## start Records for the task

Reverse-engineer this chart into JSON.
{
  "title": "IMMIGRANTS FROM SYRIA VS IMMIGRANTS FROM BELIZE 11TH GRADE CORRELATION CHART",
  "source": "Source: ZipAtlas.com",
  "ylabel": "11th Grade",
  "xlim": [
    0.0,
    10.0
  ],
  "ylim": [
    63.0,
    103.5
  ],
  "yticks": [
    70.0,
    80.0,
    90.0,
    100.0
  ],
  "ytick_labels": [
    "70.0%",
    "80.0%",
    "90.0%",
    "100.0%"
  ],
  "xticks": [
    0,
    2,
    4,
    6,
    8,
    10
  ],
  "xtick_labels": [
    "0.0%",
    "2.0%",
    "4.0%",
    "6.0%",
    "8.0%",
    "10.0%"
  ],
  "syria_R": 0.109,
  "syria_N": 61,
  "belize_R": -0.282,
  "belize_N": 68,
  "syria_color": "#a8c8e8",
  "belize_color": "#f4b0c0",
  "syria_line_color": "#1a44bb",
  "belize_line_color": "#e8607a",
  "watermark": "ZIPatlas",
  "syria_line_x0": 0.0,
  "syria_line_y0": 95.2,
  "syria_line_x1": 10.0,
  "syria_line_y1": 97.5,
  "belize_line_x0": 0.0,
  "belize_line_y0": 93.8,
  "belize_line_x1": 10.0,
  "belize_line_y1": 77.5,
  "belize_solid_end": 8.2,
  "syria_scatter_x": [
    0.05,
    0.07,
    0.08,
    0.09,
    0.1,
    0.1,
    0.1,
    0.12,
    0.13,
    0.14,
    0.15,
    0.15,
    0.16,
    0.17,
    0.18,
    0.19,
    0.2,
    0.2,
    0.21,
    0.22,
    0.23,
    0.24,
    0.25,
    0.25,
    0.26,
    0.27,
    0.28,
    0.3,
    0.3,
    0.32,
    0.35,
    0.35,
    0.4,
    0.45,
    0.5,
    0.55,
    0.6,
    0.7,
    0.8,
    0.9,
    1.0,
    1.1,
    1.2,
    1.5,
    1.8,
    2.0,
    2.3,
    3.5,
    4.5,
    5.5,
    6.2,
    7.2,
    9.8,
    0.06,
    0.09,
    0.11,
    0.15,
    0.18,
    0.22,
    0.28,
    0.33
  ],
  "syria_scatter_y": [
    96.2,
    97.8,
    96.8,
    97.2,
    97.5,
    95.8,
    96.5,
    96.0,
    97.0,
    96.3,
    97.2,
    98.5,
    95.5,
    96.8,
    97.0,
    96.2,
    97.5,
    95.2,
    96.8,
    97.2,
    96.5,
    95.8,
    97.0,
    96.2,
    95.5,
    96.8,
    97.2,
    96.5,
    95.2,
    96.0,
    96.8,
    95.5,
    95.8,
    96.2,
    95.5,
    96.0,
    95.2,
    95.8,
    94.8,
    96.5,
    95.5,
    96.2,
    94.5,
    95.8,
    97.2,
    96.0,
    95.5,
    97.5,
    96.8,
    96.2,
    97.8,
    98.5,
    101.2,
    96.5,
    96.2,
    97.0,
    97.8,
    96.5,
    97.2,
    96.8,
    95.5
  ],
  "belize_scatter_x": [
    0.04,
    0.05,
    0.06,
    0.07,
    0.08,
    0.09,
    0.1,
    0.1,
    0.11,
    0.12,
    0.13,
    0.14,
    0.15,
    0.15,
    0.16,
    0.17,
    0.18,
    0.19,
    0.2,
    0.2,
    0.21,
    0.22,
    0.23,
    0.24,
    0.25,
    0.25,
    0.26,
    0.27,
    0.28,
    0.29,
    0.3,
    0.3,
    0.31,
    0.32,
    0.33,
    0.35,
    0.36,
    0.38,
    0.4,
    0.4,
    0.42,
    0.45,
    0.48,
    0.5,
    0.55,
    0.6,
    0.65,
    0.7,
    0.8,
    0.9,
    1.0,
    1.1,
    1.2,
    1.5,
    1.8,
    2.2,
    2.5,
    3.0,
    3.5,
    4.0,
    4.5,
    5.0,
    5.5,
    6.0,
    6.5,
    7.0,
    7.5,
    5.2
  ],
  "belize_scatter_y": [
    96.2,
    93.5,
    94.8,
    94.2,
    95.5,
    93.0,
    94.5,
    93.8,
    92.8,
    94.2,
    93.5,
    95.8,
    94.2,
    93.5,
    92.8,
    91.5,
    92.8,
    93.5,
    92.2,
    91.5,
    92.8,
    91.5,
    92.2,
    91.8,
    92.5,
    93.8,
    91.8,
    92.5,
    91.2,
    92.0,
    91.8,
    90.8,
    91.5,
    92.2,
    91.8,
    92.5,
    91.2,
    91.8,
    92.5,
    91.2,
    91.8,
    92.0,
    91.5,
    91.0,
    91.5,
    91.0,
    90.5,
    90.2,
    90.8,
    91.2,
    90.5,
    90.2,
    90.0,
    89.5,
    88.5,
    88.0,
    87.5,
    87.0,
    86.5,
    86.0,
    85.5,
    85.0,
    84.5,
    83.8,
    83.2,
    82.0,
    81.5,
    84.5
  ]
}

## end Records for the task

■ Short task: Repeat the listing above without any change.

■ Exercise result:
Reverse-engineer this chart into JSON.
{
  "title": "IMMIGRANTS FROM SYRIA VS IMMIGRANTS FROM BELIZE 11TH GRADE CORRELATION CHART",
  "source": "Source: ZipAtlas.com",
  "ylabel": "11th Grade",
  "xlim": [
    0.0,
    10.0
  ],
  "ylim": [
    63.0,
    103.5
  ],
  "yticks": [
    70.0,
    80.0,
    90.0,
    100.0
  ],
  "ytick_labels": [
    "70.0%",
    "80.0%",
    "90.0%",
    "100.0%"
  ],
  "xticks": [
    0,
    2,
    4,
    6,
    8,
    10
  ],
  "xtick_labels": [
    "0.0%",
    "2.0%",
    "4.0%",
    "6.0%",
    "8.0%",
    "10.0%"
  ],
  "syria_R": 0.109,
  "syria_N": 61,
  "belize_R": -0.282,
  "belize_N": 68,
  "syria_color": "#a8c8e8",
  "belize_color": "#f4b0c0",
  "syria_line_color": "#1a44bb",
  "belize_line_color": "#e8607a",
  "watermark": "ZIPatlas",
  "syria_line_x0": 0.0,
  "syria_line_y0": 95.2,
  "syria_line_x1": 10.0,
  "syria_line_y1": 97.5,
  "belize_line_x0": 0.0,
  "belize_line_y0": 93.8,
  "belize_line_x1": 10.0,
  "belize_line_y1": 77.5,
  "belize_solid_end": 8.2,
  "syria_scatter_x": [
    0.05,
    0.07,
    0.08,
    0.09,
    0.1,
    0.1,
    0.1,
    0.12,
    0.13,
    0.14,
    0.15,
    0.15,
    0.16,
    0.17,
    0.18,
    0.19,
    0.2,
    0.2,
    0.21,
    0.22,
    0.23,
    0.24,
    0.25,
    0.25,
    0.26,
    0.27,
    0.28,
    0.3,
    0.3,
    0.32,
    0.35,
    0.35,
    0.4,
    0.45,
    0.5,
    0.55,
    0.6,
    0.7,
    0.8,
    0.9,
    1.0,
    1.1,
    1.2,
    1.5,
    1.8,
    2.0,
    2.3,
    3.5,
    4.5,
    5.5,
    6.2,
    7.2,
    9.8,
    0.06,
    0.09,
    0.11,
    0.15,
    0.18,
    0.22,
    0.28,
    0.33
  ],
  "syria_scatter_y": [
    96.2,
    97.8,
    96.8,
    97.2,
    97.5,
    95.8,
    96.5,
    96.0,
    97.0,
    96.3,
    97.2,
    98.5,
    95.5,
    96.8,
    97.0,
    96.2,
    97.5,
    95.2,
    96.8,
    97.2,
    96.5,
    95.8,
    97.0,
    96.2,
    95.5,
    96.8,
    97.2,
    96.5,
    95.2,
    96.0,
    96.8,
    95.5,
    95.8,
    96.2,
    95.5,
    96.0,
    95.2,
    95.8,
    94.8,
    96.5,
    95.5,
    96.2,
    94.5,
    95.8,
    97.2,
    96.0,
    95.5,
    97.5,
    96.8,
    96.2,
    97.8,
    98.5,
    101.2,
    96.5,
    96.2,
    97.0,
    97.8,
    96.5,
    97.2,
    96.8,
    95.5
  ],
  "belize_scatter_x": [
    0.04,
    0.05,
    0.06,
    0.07,
    0.08,
    0.09,
    0.1,
    0.1,
    0.11,
    0.12,
    0.13,
    0.14,
    0.15,
    0.15,
    0.16,
    0.17,
    0.18,
    0.19,
    0.2,
    0.2,
    0.21,
    0.22,
    0.23,
    0.24,
    0.25,
    0.25,
    0.26,
    0.27,
    0.28,
    0.29,
    0.3,
    0.3,
    0.31,
    0.32,
    0.33,
    0.35,
    0.36,
    0.38,
    0.4,
    0.4,
    0.42,
    0.45,
    0.48,
    0.5,
    0.55,
    0.6,
    0.65,
    0.7,
    0.8,
    0.9,
    1.0,
    1.1,
    1.2,
    1.5,
    1.8,
    2.2,
    2.5,
    3.0,
    3.5,
    4.0,
    4.5,
    5.0,
    5.5,
    6.0,
    6.5,
    7.0,
    7.5,
    5.2
  ],
  "belize_scatter_y": [
    96.2,
    93.5,
    94.8,
    94.2,
    95.5,
    93.0,
    94.5,
    93.8,
    92.8,
    94.2,
    93.5,
    95.8,
    94.2,
    93.5,
    92.8,
    91.5,
    92.8,
    93.5,
    92.2,
    91.5,
    92.8,
    91.5,
    92.2,
    91.8,
    92.5,
    93.8,
    91.8,
    92.5,
    91.2,
    92.0,
    91.8,
    90.8,
    91.5,
    92.2,
    91.8,
    92.5,
    91.2,
    91.8,
    92.5,
    91.2,
    91.8,
    92.0,
    91.5,
    91.0,
    91.5,
    91.0,
    90.5,
    90.2,
    90.8,
    91.2,
    90.5,
    90.2,
    90.0,
    89.5,
    88.5,
    88.0,
    87.5,
    87.0,
    86.5,
    86.0,
    85.5,
    85.0,
    84.5,
    83.8,
    83.2,
    82.0,
    81.5,
    84.5
  ]
}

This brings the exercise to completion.